◆ Request
Extract, from the listing that follows, each line containing the word "text".

◆ Dataset
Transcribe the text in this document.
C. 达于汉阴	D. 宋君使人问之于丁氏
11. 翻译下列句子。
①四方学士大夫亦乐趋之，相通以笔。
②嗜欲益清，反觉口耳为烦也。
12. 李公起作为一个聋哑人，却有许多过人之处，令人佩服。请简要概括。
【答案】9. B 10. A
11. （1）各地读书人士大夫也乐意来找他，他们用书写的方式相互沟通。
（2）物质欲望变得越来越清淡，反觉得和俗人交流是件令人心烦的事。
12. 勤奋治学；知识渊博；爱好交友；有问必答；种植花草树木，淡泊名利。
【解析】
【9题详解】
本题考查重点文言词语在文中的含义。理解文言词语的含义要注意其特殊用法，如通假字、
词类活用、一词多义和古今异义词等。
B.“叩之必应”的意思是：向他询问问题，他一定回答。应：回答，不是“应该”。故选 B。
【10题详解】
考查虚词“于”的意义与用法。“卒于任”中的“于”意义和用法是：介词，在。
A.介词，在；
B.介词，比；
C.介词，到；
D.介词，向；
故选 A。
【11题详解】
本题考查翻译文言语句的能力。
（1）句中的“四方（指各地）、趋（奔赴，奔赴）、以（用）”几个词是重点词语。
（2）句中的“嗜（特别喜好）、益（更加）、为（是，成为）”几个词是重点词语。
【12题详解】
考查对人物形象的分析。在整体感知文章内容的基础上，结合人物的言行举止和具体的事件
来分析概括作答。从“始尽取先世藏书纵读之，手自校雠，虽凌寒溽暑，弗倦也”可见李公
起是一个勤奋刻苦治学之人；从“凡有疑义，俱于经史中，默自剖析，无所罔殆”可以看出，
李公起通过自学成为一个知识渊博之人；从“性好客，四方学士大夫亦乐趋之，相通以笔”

==

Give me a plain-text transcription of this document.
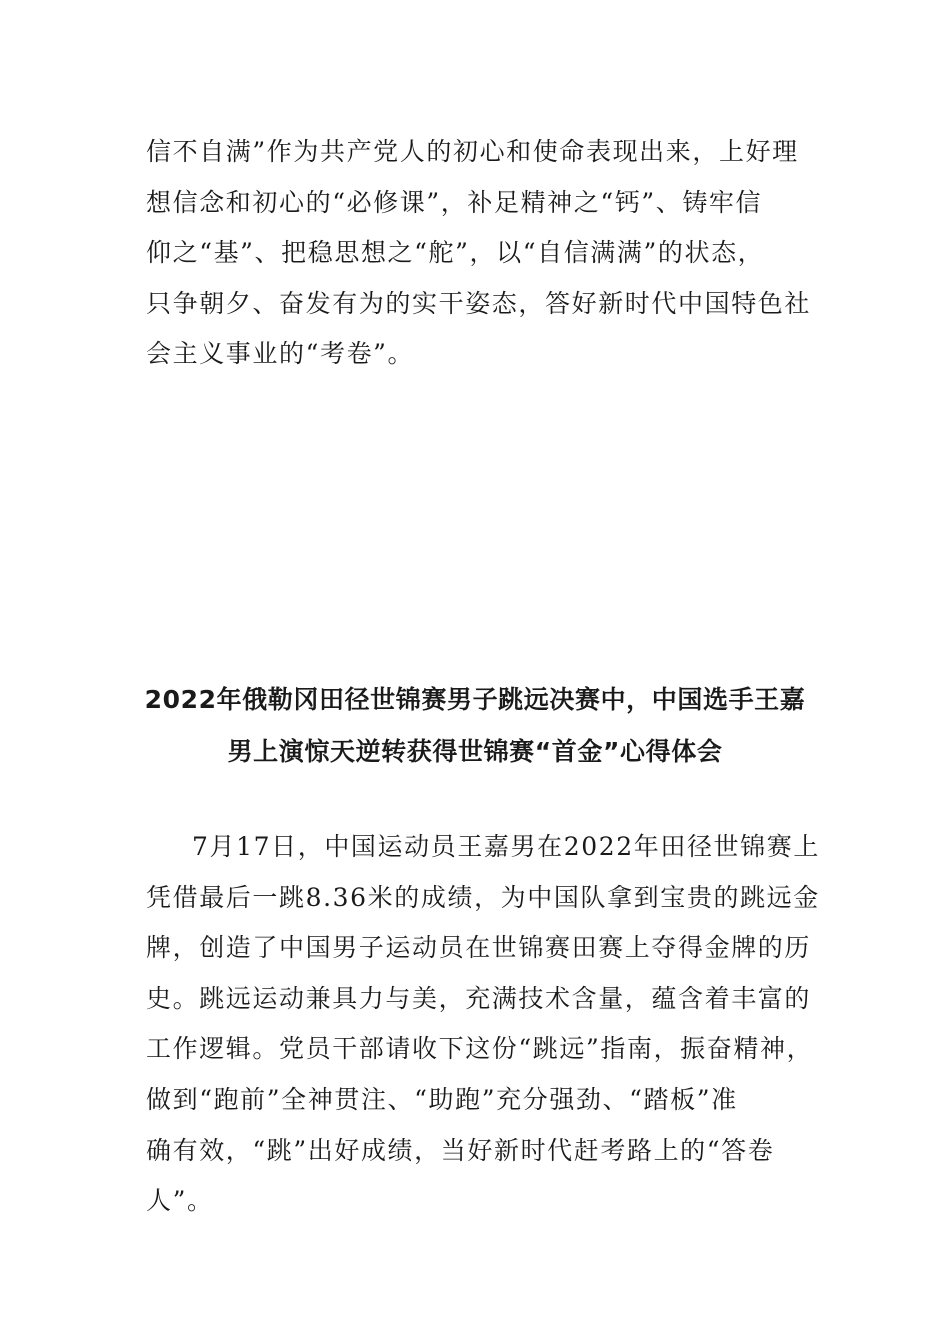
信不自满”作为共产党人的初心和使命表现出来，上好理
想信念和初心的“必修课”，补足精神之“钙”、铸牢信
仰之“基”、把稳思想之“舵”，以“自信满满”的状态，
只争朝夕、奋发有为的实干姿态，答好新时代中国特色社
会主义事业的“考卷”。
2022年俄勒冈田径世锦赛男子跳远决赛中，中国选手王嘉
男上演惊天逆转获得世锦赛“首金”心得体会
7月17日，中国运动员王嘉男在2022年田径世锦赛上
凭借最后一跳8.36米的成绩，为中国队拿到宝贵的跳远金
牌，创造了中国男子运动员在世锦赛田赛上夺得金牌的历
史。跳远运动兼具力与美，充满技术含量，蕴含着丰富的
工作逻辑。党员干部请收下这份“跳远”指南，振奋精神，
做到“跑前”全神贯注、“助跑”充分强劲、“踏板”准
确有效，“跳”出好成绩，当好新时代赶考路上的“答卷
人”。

◆ Complete answer
Transcribe the text in this document.
Give me a plain-text transcription of this document.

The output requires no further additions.